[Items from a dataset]
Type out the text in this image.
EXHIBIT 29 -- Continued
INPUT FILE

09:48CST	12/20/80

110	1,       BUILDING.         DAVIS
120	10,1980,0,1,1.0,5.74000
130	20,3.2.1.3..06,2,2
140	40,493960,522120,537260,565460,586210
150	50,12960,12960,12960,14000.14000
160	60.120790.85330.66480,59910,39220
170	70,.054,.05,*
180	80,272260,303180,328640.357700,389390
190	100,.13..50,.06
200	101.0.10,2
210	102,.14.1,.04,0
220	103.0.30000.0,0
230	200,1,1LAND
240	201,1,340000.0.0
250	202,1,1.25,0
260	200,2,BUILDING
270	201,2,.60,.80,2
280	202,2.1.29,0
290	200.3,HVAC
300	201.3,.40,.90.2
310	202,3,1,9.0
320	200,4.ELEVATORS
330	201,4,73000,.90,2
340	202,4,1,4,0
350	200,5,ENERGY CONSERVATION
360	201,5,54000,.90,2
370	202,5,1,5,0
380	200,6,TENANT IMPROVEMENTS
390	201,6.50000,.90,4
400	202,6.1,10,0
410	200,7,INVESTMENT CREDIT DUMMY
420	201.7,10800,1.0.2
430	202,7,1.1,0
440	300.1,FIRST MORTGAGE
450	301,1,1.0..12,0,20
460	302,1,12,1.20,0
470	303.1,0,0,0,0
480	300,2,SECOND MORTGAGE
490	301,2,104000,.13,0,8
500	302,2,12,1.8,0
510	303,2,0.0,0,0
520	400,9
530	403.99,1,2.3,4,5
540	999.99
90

WRITTEN PROBLEM:
Reproduce each line of the material above precisely.

FINISHED TASK:
Type out the text in this image.
EXHIBIT 29 -- Continued
INPUT FILE

09:48CST	12/20/80

110	1,       BUILDING.         DAVIS
120	10,1980,0,1,1.0,5.74000
130	20,3.2.1.3..06,2,2
140	40,493960,522120,537260,565460,586210
150	50,12960,12960,12960,14000.14000
160	60.120790.85330.66480,59910,39220
170	70,.054,.05,*
180	80,272260,303180,328640.357700,389390
190	100,.13..50,.06
200	101.0.10,2
210	102,.14.1,.04,0
220	103.0.30000.0,0
230	200,1,1LAND
240	201,1,340000.0.0
250	202,1,1.25,0
260	200,2,BUILDING
270	201,2,.60,.80,2
280	202,2.1.29,0
290	200.3,HVAC
300	201.3,.40,.90.2
310	202,3,1,9.0
320	200,4.ELEVATORS
330	201,4,73000,.90,2
340	202,4,1,4,0
350	200,5,ENERGY CONSERVATION
360	201,5,54000,.90,2
370	202,5,1,5,0
380	200,6,TENANT IMPROVEMENTS
390	201,6.50000,.90,4
400	202,6.1,10,0
410	200,7,INVESTMENT CREDIT DUMMY
420	201.7,10800,1.0.2
430	202,7,1.1,0
440	300.1,FIRST MORTGAGE
450	301,1,1.0..12,0,20
460	302,1,12,1.20,0
470	303.1,0,0,0,0
480	300,2,SECOND MORTGAGE
490	301,2,104000,.13,0,8
500	302,2,12,1.8,0
510	303,2,0.0,0,0
520	400,9
530	403.99,1,2.3,4,5
540	999.99
90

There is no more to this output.